WHAT IS NEEDED: Reproduce all the entries exactly and keep the pictures out.

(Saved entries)
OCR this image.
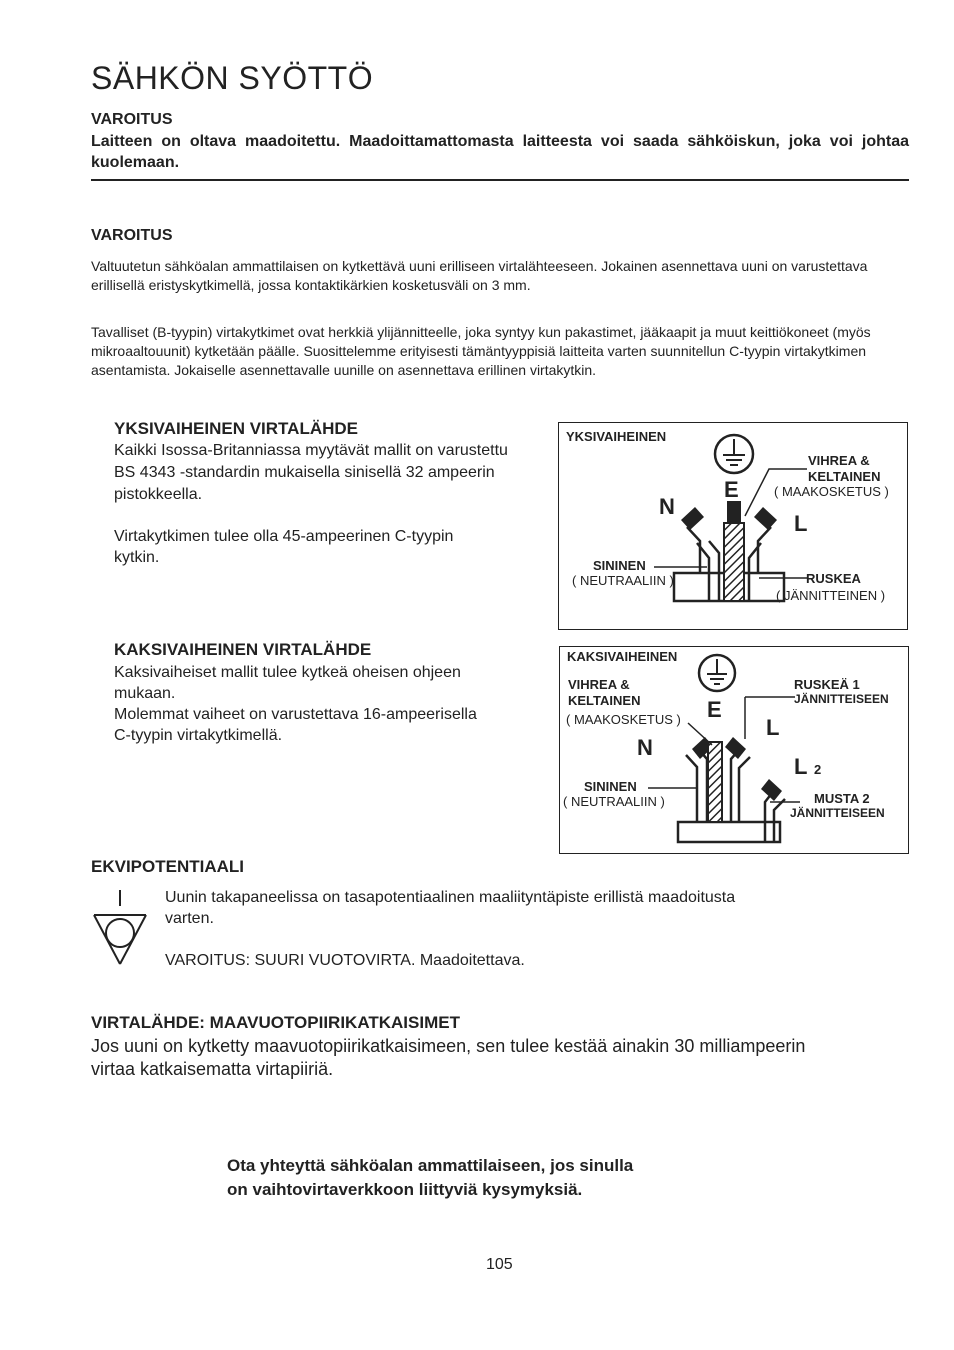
SÄHKÖN SYÖTTÖ
VAROITUS
Laitteen on oltava maadoitettu. Maadoittamattomasta laitteesta voi saada sähköiskun, joka voi johtaa kuolemaan.
VAROITUS
Valtuutetun sähköalan ammattilaisen on kytkettävä uuni erilliseen virtalähteeseen. Jokainen asennettava uuni on varustettava erillisellä eristyskytkimellä, jossa kontaktikärkien kosketusväli on 3 mm.
Tavalliset (B-tyypin) virtakytkimet ovat herkkiä ylijännitteelle, joka syntyy kun pakastimet, jääkaapit ja muut keittiökoneet (myös mikroaaltouunit) kytketään päälle. Suosittelemme erityisesti tämäntyyppisiä laitteita varten suunnitellun C-tyypin virtakytkimen asentamista. Jokaiselle asennettavalle uunille on asennettava erillinen virtakytkin.
YKSIVAIHEINEN VIRTALÄHDE
Kaikki Isossa-Britanniassa myytävät mallit on varustettu
BS 4343 -standardin mukaisella sinisellä 32 ampeerin
pistokkeella.
Virtakytkimen tulee olla 45-ampeerinen C-tyypin
kytkin.
YKSIVAIHEINEN
VIHREA &
KELTAINEN
( MAAKOSKETUS )
E
N
L
SININEN
( NEUTRAALIIN )	RUSKEA
( JÄNNITTEINEN )
KAKSIVAIHEINEN VIRTALÄHDE
Kaksivaiheiset mallit tulee kytkeä oheisen ohjeen
mukaan.
Molemmat vaiheet on varustettava 16-ampeerisella
C-tyypin virtakytkimellä.
KAKSIVAIHEINEN
VIHREA &
KELTAINEN
( MAAKOSKETUS )
RUSKEÄ 1
JÄNNITTEISEEN
E
L
N
L 2
SININEN
( NEUTRAALIIN )	MUSTA 2
JÄNNITTEISEEN
EKVIPOTENTIAALI
Uunin takapaneelissa on tasapotentiaalinen maaliityntäpiste erillistä maadoitusta
varten.
VAROITUS: SUURI VUOTOVIRTA. Maadoitettava.
VIRTALÄHDE: MAAVUOTOPIIRIKATKAISIMET
Jos uuni on kytketty maavuotopiirikatkaisimeen, sen tulee kestää ainakin 30 milliampeerin
virtaa katkaisematta virtapiiriä.
Ota yhteyttä sähköalan ammattilaiseen, jos sinulla
on vaihtovirtaverkkoon liittyviä kysymyksiä.
105
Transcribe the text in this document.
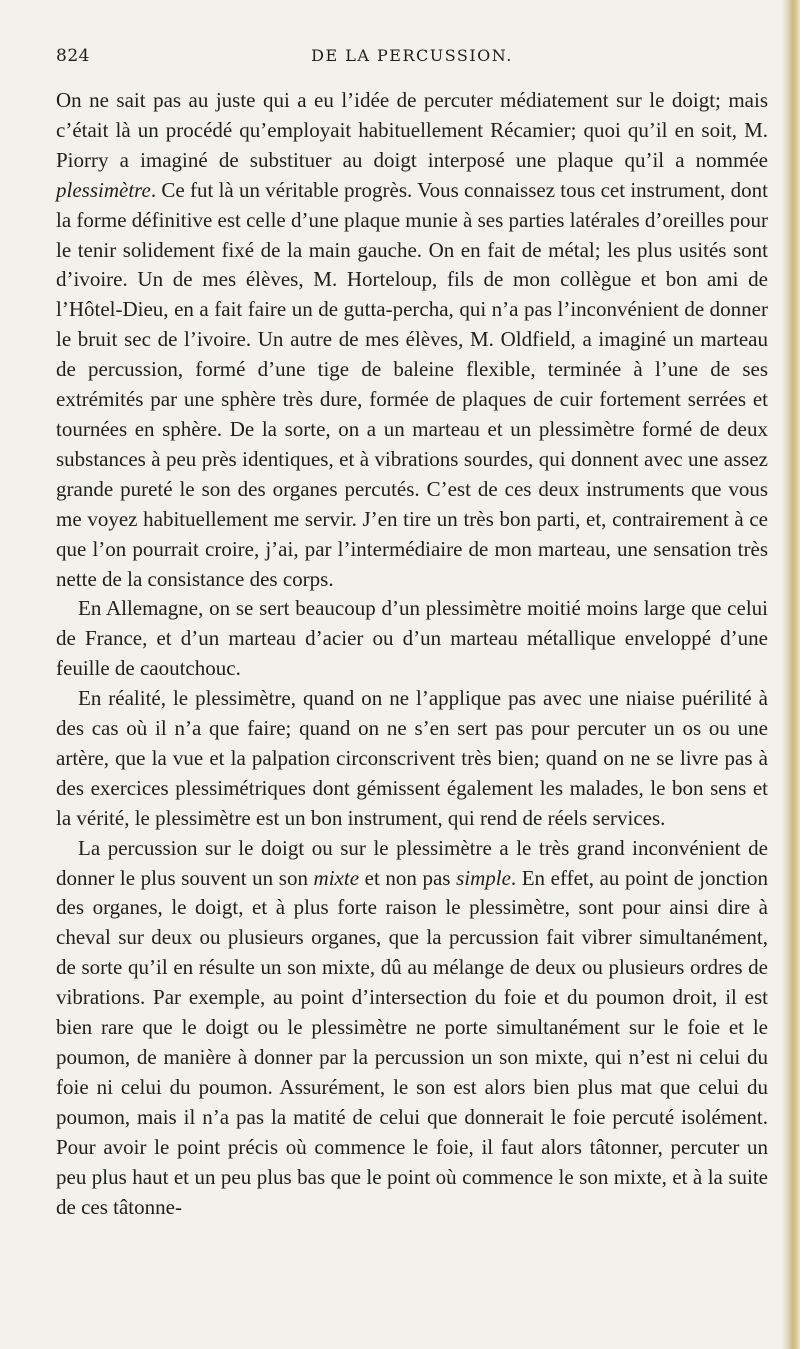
824	DE LA PERCUSSION.

On ne sait pas au juste qui a eu l’idée de percuter médiatement sur le doigt; mais c’était là un procédé qu’employait habituellement Récamier; quoi qu’il en soit, M. Piorry a imaginé de substituer au doigt interposé une plaque qu’il a nommée plessimètre. Ce fut là un véritable progrès. Vous connaissez tous cet instrument, dont la forme définitive est celle d’une plaque munie à ses parties latérales d’oreilles pour le tenir solidement fixé de la main gauche. On en fait de métal; les plus usités sont d’ivoire. Un de mes élèves, M. Horteloup, fils de mon collègue et bon ami de l’Hôtel-Dieu, en a fait faire un de gutta-percha, qui n’a pas l’inconvénient de donner le bruit sec de l’ivoire. Un autre de mes élèves, M. Oldfield, a imaginé un marteau de percussion, formé d’une tige de baleine flexible, terminée à l’une de ses extrémités par une sphère très dure, formée de plaques de cuir fortement serrées et tournées en sphère. De la sorte, on a un marteau et un plessimètre formé de deux substances à peu près identiques, et à vibrations sourdes, qui donnent avec une assez grande pureté le son des organes percutés. C’est de ces deux instruments que vous me voyez habituellement me servir. J’en tire un très bon parti, et, contrairement à ce que l’on pourrait croire, j’ai, par l’intermédiaire de mon marteau, une sensation très nette de la consistance des corps.

En Allemagne, on se sert beaucoup d’un plessimètre moitié moins large que celui de France, et d’un marteau d’acier ou d’un marteau métallique enveloppé d’une feuille de caoutchouc.

En réalité, le plessimètre, quand on ne l’applique pas avec une niaise puérilité à des cas où il n’a que faire; quand on ne s’en sert pas pour percuter un os ou une artère, que la vue et la palpation circonscrivent très bien; quand on ne se livre pas à des exercices plessimétriques dont gémissent également les malades, le bon sens et la vérité, le plessimètre est un bon instrument, qui rend de réels services.

La percussion sur le doigt ou sur le plessimètre a le très grand inconvénient de donner le plus souvent un son mixte et non pas simple. En effet, au point de jonction des organes, le doigt, et à plus forte raison le plessimètre, sont pour ainsi dire à cheval sur deux ou plusieurs organes, que la percussion fait vibrer simultanément, de sorte qu’il en résulte un son mixte, dû au mélange de deux ou plusieurs ordres de vibrations. Par exemple, au point d’intersection du foie et du poumon droit, il est bien rare que le doigt ou le plessimètre ne porte simultanément sur le foie et le poumon, de manière à donner par la percussion un son mixte, qui n’est ni celui du foie ni celui du poumon. Assurément, le son est alors bien plus mat que celui du poumon, mais il n’a pas la matité de celui que donnerait le foie percuté isolément. Pour avoir le point précis où commence le foie, il faut alors tâtonner, percuter un peu plus haut et un peu plus bas que le point où commence le son mixte, et à la suite de ces tâtonne-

EXPECTED ANSWER:
OCR this image.
SÄHKÖN SYÖTTÖ
VAROITUS
Laitteen on oltava maadoitettu. Maadoittamattomasta laitteesta voi saada sähköiskun, joka voi johtaa kuolemaan.
VAROITUS
Valtuutetun sähköalan ammattilaisen on kytkettävä uuni erilliseen virtalähteeseen. Jokainen asennettava uuni on varustettava erillisellä eristyskytkimellä, jossa kontaktikärkien kosketusväli on 3 mm.
Tavalliset (B-tyypin) virtakytkimet ovat herkkiä ylijännitteelle, joka syntyy kun pakastimet, jääkaapit ja muut keittiökoneet (myös mikroaaltouunit) kytketään päälle. Suosittelemme erityisesti tämäntyyppisiä laitteita varten suunnitellun C-tyypin virtakytkimen asentamista. Jokaiselle asennettavalle uunille on asennettava erillinen virtakytkin.
YKSIVAIHEINEN VIRTALÄHDE
Kaikki Isossa-Britanniassa myytävät mallit on varustettu
BS 4343 -standardin mukaisella sinisellä 32 ampeerin
pistokkeella.
Virtakytkimen tulee olla 45-ampeerinen C-tyypin
kytkin.
YKSIVAIHEINEN
VIHREA &
KELTAINEN
( MAAKOSKETUS )
E
N
L
SININEN
( NEUTRAALIIN )	RUSKEA
( JÄNNITTEINEN )
KAKSIVAIHEINEN VIRTALÄHDE
Kaksivaiheiset mallit tulee kytkeä oheisen ohjeen
mukaan.
Molemmat vaiheet on varustettava 16-ampeerisella
C-tyypin virtakytkimellä.
KAKSIVAIHEINEN
VIHREA &
KELTAINEN
( MAAKOSKETUS )
RUSKEÄ 1
JÄNNITTEISEEN
E
L
N
L 2
SININEN
( NEUTRAALIIN )	MUSTA 2
JÄNNITTEISEEN
EKVIPOTENTIAALI
Uunin takapaneelissa on tasapotentiaalinen maaliityntäpiste erillistä maadoitusta
varten.
VAROITUS: SUURI VUOTOVIRTA. Maadoitettava.
VIRTALÄHDE: MAAVUOTOPIIRIKATKAISIMET
Jos uuni on kytketty maavuotopiirikatkaisimeen, sen tulee kestää ainakin 30 milliampeerin
virtaa katkaisematta virtapiiriä.
Ota yhteyttä sähköalan ammattilaiseen, jos sinulla
on vaihtovirtaverkkoon liittyviä kysymyksiä.
105
Transcribe the text in this document.
824	DE LA PERCUSSION.

On ne sait pas au juste qui a eu l’idée de percuter médiatement sur le doigt; mais c’était là un procédé qu’employait habituellement Récamier; quoi qu’il en soit, M. Piorry a imaginé de substituer au doigt interposé une plaque qu’il a nommée plessimètre. Ce fut là un véritable progrès. Vous connaissez tous cet instrument, dont la forme définitive est celle d’une plaque munie à ses parties latérales d’oreilles pour le tenir solidement fixé de la main gauche. On en fait de métal; les plus usités sont d’ivoire. Un de mes élèves, M. Horteloup, fils de mon collègue et bon ami de l’Hôtel-Dieu, en a fait faire un de gutta-percha, qui n’a pas l’inconvénient de donner le bruit sec de l’ivoire. Un autre de mes élèves, M. Oldfield, a imaginé un marteau de percussion, formé d’une tige de baleine flexible, terminée à l’une de ses extrémités par une sphère très dure, formée de plaques de cuir fortement serrées et tournées en sphère. De la sorte, on a un marteau et un plessimètre formé de deux substances à peu près identiques, et à vibrations sourdes, qui donnent avec une assez grande pureté le son des organes percutés. C’est de ces deux instruments que vous me voyez habituellement me servir. J’en tire un très bon parti, et, contrairement à ce que l’on pourrait croire, j’ai, par l’intermédiaire de mon marteau, une sensation très nette de la consistance des corps.

En Allemagne, on se sert beaucoup d’un plessimètre moitié moins large que celui de France, et d’un marteau d’acier ou d’un marteau métallique enveloppé d’une feuille de caoutchouc.

En réalité, le plessimètre, quand on ne l’applique pas avec une niaise puérilité à des cas où il n’a que faire; quand on ne s’en sert pas pour percuter un os ou une artère, que la vue et la palpation circonscrivent très bien; quand on ne se livre pas à des exercices plessimétriques dont gémissent également les malades, le bon sens et la vérité, le plessimètre est un bon instrument, qui rend de réels services.

La percussion sur le doigt ou sur le plessimètre a le très grand inconvénient de donner le plus souvent un son mixte et non pas simple. En effet, au point de jonction des organes, le doigt, et à plus forte raison le plessimètre, sont pour ainsi dire à cheval sur deux ou plusieurs organes, que la percussion fait vibrer simultanément, de sorte qu’il en résulte un son mixte, dû au mélange de deux ou plusieurs ordres de vibrations. Par exemple, au point d’intersection du foie et du poumon droit, il est bien rare que le doigt ou le plessimètre ne porte simultanément sur le foie et le poumon, de manière à donner par la percussion un son mixte, qui n’est ni celui du foie ni celui du poumon. Assurément, le son est alors bien plus mat que celui du poumon, mais il n’a pas la matité de celui que donnerait le foie percuté isolément. Pour avoir le point précis où commence le foie, il faut alors tâtonner, percuter un peu plus haut et un peu plus bas que le point où commence le son mixte, et à la suite de ces tâtonne-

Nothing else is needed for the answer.